▸ Given text:
Hey, Cassie here, the tallest in the Vault crew (Dylan would attest otherwise, but it’s definitely me). I also have the best pet and am the best at sports. But I am getting carried away…its not about being the best at every thing, or coming first…or is it?
Let’s talk about competitiveness in gaming. Do you play to win? Or is it just a bit of fun? Do you shy away from playing with certain people because of the way they play? Is winning the game the only reason you play?
I am an inherently competitive person, this is mostly due to my mother, who I swear has Little River Band’s “Playing to Win” as a constant soundtrack each time she goes out and plays basketball. I developed my taste for winning playing board games as a kid, and much to both my brother’s (and my own) dismay, I would constantly win Monopoly, and so he no longer wanted to play that game (or any other games, for that matter), against me. When I grew up, and started playing more interesting and a bit more in depth games, I found a similar pattern arise, where some people no longer wanted to play games against me because I would always win. Now when I say ‘always win’, I don’t mean I always would. I would definitely seem like a lot, however because of the way I was winning. Making a big deal about how certain rules were played, not letting others take back a turn if they did something by mistake, yelling about a rule and diffusing the fun, and even straight-up being a sore winner and rubbing it in the face of the other players: all of these made for a fairly unpleasant gaming experience.

▸ Job 1: In the post on competitiveness in gaming, which board game did the writer keep winning as a kid?
▸ Job 2: Pick up the post on competitiveness in gaming after its last sentence and keep writing it.
You won't need the lines that come after this post on competitiveness in gaming.

▸ Information shown:

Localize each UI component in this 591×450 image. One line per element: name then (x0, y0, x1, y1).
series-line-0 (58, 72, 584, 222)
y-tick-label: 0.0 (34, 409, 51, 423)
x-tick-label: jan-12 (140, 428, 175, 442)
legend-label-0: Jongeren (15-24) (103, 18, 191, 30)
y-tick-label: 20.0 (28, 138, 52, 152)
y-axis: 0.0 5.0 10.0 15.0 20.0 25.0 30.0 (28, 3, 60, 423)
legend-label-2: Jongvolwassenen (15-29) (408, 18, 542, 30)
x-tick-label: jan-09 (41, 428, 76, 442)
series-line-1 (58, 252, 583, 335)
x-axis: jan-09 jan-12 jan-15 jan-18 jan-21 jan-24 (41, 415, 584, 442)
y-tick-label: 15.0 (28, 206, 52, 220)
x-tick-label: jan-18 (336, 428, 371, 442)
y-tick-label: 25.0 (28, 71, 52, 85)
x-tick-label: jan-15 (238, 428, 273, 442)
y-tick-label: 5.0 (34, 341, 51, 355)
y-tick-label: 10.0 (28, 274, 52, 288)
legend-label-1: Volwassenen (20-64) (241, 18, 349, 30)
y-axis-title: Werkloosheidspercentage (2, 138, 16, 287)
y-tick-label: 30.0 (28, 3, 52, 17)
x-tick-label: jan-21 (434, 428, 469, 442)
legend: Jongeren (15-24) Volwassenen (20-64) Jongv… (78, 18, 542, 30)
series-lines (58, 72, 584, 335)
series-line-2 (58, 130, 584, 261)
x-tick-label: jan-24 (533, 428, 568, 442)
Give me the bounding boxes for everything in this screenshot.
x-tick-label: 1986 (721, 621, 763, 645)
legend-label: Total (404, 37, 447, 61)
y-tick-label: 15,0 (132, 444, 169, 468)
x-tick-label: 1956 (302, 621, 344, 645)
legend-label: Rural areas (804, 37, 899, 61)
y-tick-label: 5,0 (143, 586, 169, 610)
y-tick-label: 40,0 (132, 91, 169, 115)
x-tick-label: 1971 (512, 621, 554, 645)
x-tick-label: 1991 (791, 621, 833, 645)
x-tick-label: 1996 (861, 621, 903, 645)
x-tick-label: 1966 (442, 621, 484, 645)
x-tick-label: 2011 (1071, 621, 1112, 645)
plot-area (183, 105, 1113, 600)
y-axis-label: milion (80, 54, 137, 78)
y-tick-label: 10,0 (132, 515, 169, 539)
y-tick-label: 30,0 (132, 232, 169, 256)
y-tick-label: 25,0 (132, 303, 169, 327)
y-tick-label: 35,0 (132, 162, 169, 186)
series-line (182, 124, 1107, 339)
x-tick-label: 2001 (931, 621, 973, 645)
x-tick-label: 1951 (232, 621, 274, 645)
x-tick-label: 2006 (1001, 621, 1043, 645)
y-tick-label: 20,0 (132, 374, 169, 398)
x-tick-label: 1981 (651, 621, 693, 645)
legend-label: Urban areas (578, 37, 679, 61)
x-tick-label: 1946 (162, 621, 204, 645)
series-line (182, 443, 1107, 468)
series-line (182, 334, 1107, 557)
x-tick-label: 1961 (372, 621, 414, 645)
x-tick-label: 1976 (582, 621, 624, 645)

▸ Right answer 1: Monopoly

▸ Right answer 2:
Throughout the years however, I have changed the way I play games. Enjoying the games became more than just winning. I wanted to have fun with the players and wanted them to have fun, too. The types of games that I wanted to play changed. Theme is now a big factor. If I can become a certain character in the game or work towards a goal that ties in with the theme I start to make my own “game within a game”. Co-operative games are one way you can start to change your gaming habits as well, as you can work within a team instead of against everyone else. You do have to be aware that you are not playing the game for all the other players, however. Role-playing games in particular enlightened me to the fact that you may play a game that doesn’t necessarily end with the top points scored the main goal.
I’ve become more aware of how I play games now. You can still be competitive without making your sole aim in a game to win at any cost. Here's a few ways you can improve your own gaming habits every day to increase your own an other's gaming experience:
- Think about why else you want to play games with people. I now try to increase my enjoyment by role-playing throughout the game, letting small things go if they don’t really affect the gameplay too much (such as mixing up a rule or two).
- Don't be overly smug about winning, if you do win.
- Don't over analyse the game afterwards or point out exactly the way you won. If the other players want to talk about specific things in the game afterwards, you can, but make suggestions how they can improve, instead of pointing out how what you did was amazing.
- If you have a tried and true way of winning a certain type of game, try to improve your own skills by trying different strategies within that game. Beat yourself at your own game!
I’m not saying you have to let others win, you can still be competitive without folding your hand, but thinking about what steps you can take to increase your enjoyment of gaming can benefit you and your fellow players in the long run.
Some recommendations for games with an excellent theme or a co-operative mechanic are:
- Mysterium (this one’s a double-whammy, it has an excellent theme and is a co-op)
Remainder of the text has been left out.